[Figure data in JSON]
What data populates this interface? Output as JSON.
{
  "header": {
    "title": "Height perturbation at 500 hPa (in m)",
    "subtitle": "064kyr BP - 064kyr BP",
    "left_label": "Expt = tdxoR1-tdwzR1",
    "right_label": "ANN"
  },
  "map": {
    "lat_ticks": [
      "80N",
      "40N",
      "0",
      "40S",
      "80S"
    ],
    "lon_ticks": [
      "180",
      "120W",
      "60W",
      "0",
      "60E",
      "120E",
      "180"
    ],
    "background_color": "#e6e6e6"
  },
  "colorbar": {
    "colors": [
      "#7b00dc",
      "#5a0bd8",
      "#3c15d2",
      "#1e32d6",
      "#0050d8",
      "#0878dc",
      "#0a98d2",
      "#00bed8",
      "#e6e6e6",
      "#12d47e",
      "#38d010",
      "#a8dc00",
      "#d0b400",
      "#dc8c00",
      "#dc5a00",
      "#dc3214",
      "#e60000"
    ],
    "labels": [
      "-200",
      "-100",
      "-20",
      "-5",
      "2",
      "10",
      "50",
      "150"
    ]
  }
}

■ **Task objective**:
Every line of the data above should be copied exactly.

■ **Task solution**:
What data populates this interface? Output as JSON.
{
  "header": {
    "title": "Height perturbation at 500 hPa (in m)",
    "subtitle": "064kyr BP - 064kyr BP",
    "left_label": "Expt = tdxoR1-tdwzR1",
    "right_label": "ANN"
  },
  "map": {
    "lat_ticks": [
      "80N",
      "40N",
      "0",
      "40S",
      "80S"
    ],
    "lon_ticks": [
      "180",
      "120W",
      "60W",
      "0",
      "60E",
      "120E",
      "180"
    ],
    "background_color": "#e6e6e6"
  },
  "colorbar": {
    "colors": [
      "#7b00dc",
      "#5a0bd8",
      "#3c15d2",
      "#1e32d6",
      "#0050d8",
      "#0878dc",
      "#0a98d2",
      "#00bed8",
      "#e6e6e6",
      "#12d47e",
      "#38d010",
      "#a8dc00",
      "#d0b400",
      "#dc8c00",
      "#dc5a00",
      "#dc3214",
      "#e60000"
    ],
    "labels": [
      "-200",
      "-100",
      "-20",
      "-5",
      "2",
      "10",
      "50",
      "150"
    ]
  }
}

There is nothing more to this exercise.